## DATASET ROWS
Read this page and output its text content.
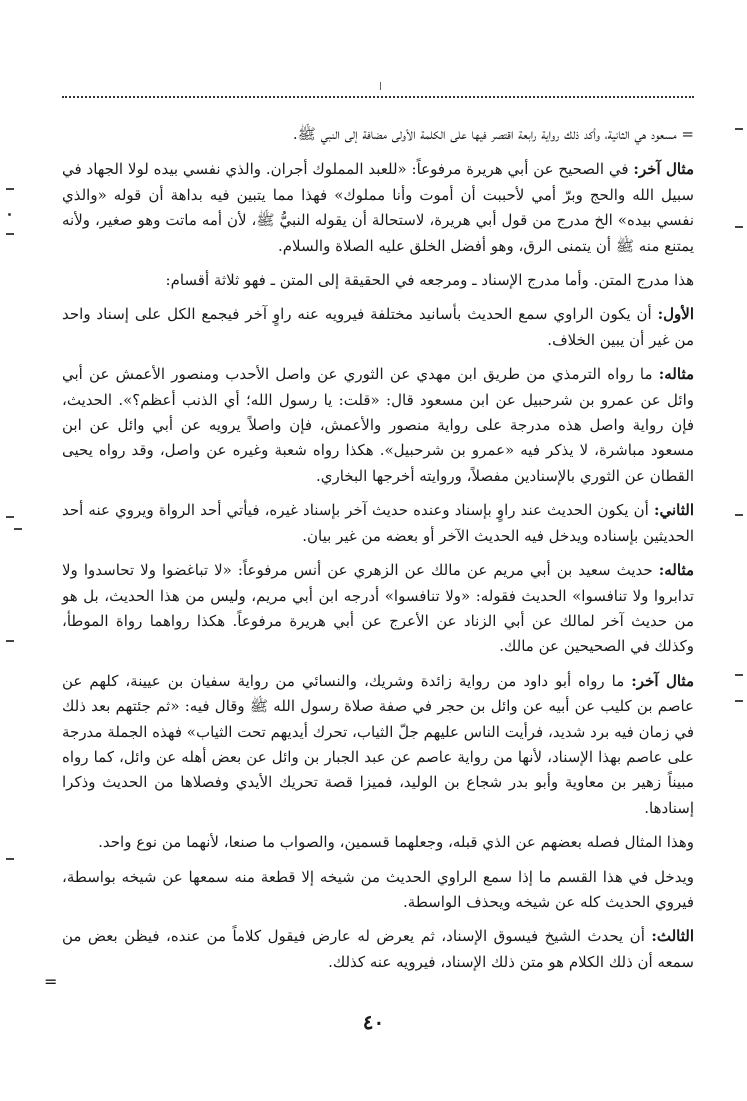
=

= مسعود هي الثانية، وأكد ذلك رواية رابعة اقتصر فيها على الكلمة الأولى مضافة إلى النبي ﷺ.

مثال آخر: في الصحيح عن أبي هريرة مرفوعاً: «للعبد المملوك أجران. والذي نفسي بيده لولا الجهاد في سبيل الله والحج وبرّ أمي لأحببت أن أموت وأنا مملوك» فهذا مما يتبين فيه بداهة أن قوله «والذي نفسي بيده» الخ مدرج من قول أبي هريرة، لاستحالة أن يقوله النبيُّ ﷺ، لأن أمه ماتت وهو صغير، ولأنه يمتنع منه ﷺ أن يتمنى الرق، وهو أفضل الخلق عليه الصلاة والسلام.

هذا مدرج المتن. وأما مدرج الإسناد ـ ومرجعه في الحقيقة إلى المتن ـ فهو ثلاثة أقسام:

الأول: أن يكون الراوي سمع الحديث بأسانيد مختلفة فيرويه عنه راوٍ آخر فيجمع الكل على إسناد واحد من غير أن يبين الخلاف.

مثاله: ما رواه الترمذي من طريق ابن مهدي عن الثوري عن واصل الأحدب ومنصور الأعمش عن أبي وائل عن عمرو بن شرحبيل عن ابن مسعود قال: «قلت: يا رسول الله؛ أي الذنب أعظم؟». الحديث، فإن رواية واصل هذه مدرجة على رواية منصور والأعمش، فإن واصلاً يرويه عن أبي وائل عن ابن مسعود مباشرة، لا يذكر فيه «عمرو بن شرحبيل». هكذا رواه شعبة وغيره عن واصل، وقد رواه يحيى القطان عن الثوري بالإسنادين مفصلاً، وروايته أخرجها البخاري.

الثاني: أن يكون الحديث عند راوٍ بإسناد وعنده حديث آخر بإسناد غيره، فيأتي أحد الرواة ويروي عنه أحد الحديثين بإسناده ويدخل فيه الحديث الآخر أو بعضه من غير بيان.

مثاله: حديث سعيد بن أبي مريم عن مالك عن الزهري عن أنس مرفوعاً: «لا تباغضوا ولا تحاسدوا ولا تدابروا ولا تنافسوا» الحديث فقوله: «ولا تنافسوا» أدرجه ابن أبي مريم، وليس من هذا الحديث، بل هو من حديث آخر لمالك عن أبي الزناد عن الأعرج عن أبي هريرة مرفوعاً. هكذا رواهما رواة الموطأ، وكذلك في الصحيحين عن مالك.

مثال آخر: ما رواه أبو داود من رواية زائدة وشريك، والنسائي من رواية سفيان بن عيينة، كلهم عن عاصم بن كليب عن أبيه عن وائل بن حجر في صفة صلاة رسول الله ﷺ وقال فيه: «ثم جئتهم بعد ذلك في زمان فيه برد شديد، فرأيت الناس عليهم جلّ الثياب، تحرك أيديهم تحت الثياب» فهذه الجملة مدرجة على عاصم بهذا الإسناد، لأنها من رواية عاصم عن عبد الجبار بن وائل عن بعض أهله عن وائل، كما رواه مبيناً زهير بن معاوية وأبو بدر شجاع بن الوليد، فميزا قصة تحريك الأيدي وفصلاها من الحديث وذكرا إسنادها.

وهذا المثال فصله بعضهم عن الذي قبله، وجعلهما قسمين، والصواب ما صنعا، لأنهما من نوع واحد.

ويدخل في هذا القسم ما إذا سمع الراوي الحديث من شيخه إلا قطعة منه سمعها عن شيخه بواسطة، فيروي الحديث كله عن شيخه ويحذف الواسطة.

الثالث: أن يحدث الشيخ فيسوق الإسناد، ثم يعرض له عارض فيقول كلاماً من عنده، فيظن بعض من سمعه أن ذلك الكلام هو متن ذلك الإسناد، فيرويه عنه كذلك.

٤٠
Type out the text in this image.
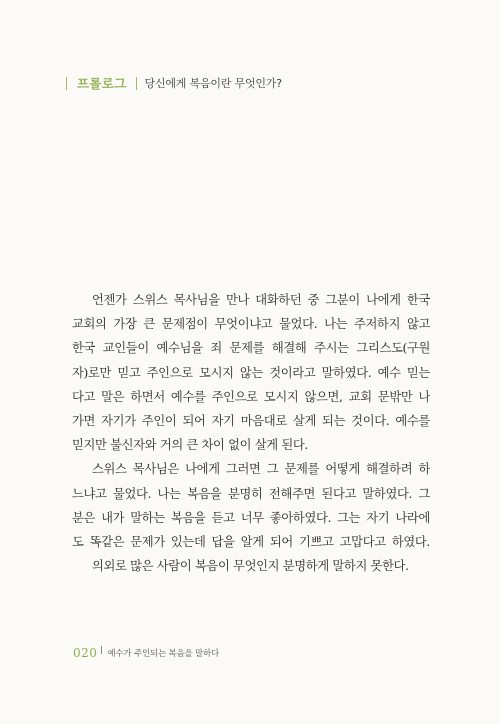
프롤로그 당신에게 복음이란 무엇인가?
언젠가 스위스 목사님을 만나 대화하던 중 그분이 나에게 한국
교회의 가장 큰 문제점이 무엇이냐고 물었다. 나는 주저하지 않고
한국 교인들이 예수님을 죄 문제를 해결해 주시는 그리스도(구원
자)로만 믿고 주인으로 모시지 않는 것이라고 말하였다. 예수 믿는
다고 말은 하면서 예수를 주인으로 모시지 않으면, 교회 문밖만 나
가면 자기가 주인이 되어 자기 마음대로 살게 되는 것이다. 예수를
믿지만 불신자와 거의 큰 차이 없이 살게 된다.
스위스 목사님은 나에게 그러면 그 문제를 어떻게 해결하려 하
느냐고 물었다. 나는 복음을 분명히 전해주면 된다고 말하였다. 그
분은 내가 말하는 복음을 듣고 너무 좋아하였다. 그는 자기 나라에
도 똑같은 문제가 있는데 답을 알게 되어 기쁘고 고맙다고 하였다.
의외로 많은 사람이 복음이 무엇인지 분명하게 말하지 못한다.
020 예수가 주인되는 복음을 말하다
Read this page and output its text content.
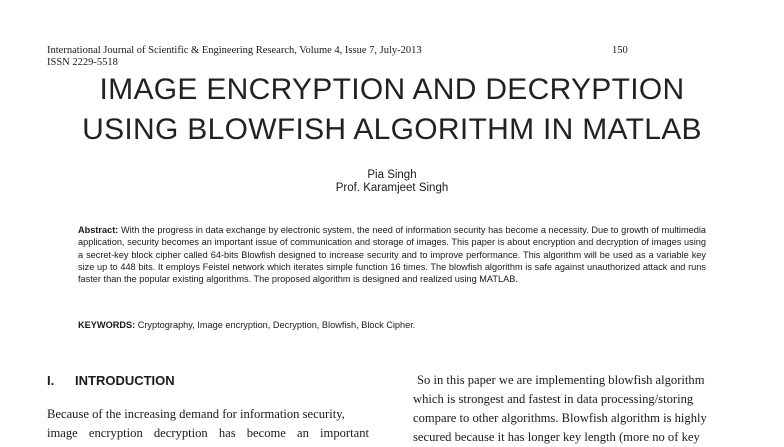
International Journal of Scientific & Engineering Research, Volume 4, Issue 7, July-2013	150
ISSN 2229-5518
IMAGE ENCRYPTION AND DECRYPTION
USING BLOWFISH ALGORITHM IN MATLAB
Pia Singh
Prof. Karamjeet Singh
Abstract: With the progress in data exchange by electronic system, the need of information security has become a necessity. Due to growth of multimedia application, security becomes an important issue of communication and storage of images. This paper is about encryption and decryption of images using a secret-key block cipher called 64-bits Blowfish designed to increase security and to improve performance. This algorithm will be used as a variable key size up to 448 bits. It employs Feistel network which iterates simple function 16 times. The blowfish algorithm is safe against unauthorized attack and runs faster than the popular existing algorithms. The proposed algorithm is designed and realized using MATLAB.
KEYWORDS: Cryptography, Image encryption, Decryption, Blowfish, Block Cipher.
I. INTRODUCTION
Because of the increasing demand for information security,
image encryption decryption has become an important
So in this paper we are implementing blowfish algorithm
which is strongest and fastest in data processing/storing
compare to other algorithms. Blowfish algorithm is highly
secured because it has longer key length (more no of key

## STATED GOAL
Show each line of the data that contains the string "واحد".

## RESPONSE
الأول: أن يكون الراوي سمع الحديث بأسانيد مختلفة فيرويه عنه راوٍ آخر فيجمع الكل على إسناد واحد من غير أن يبين الخلاف.
وهذا المثال فصله بعضهم عن الذي قبله، وجعلهما قسمين، والصواب ما صنعا، لأنهما من نوع واحد.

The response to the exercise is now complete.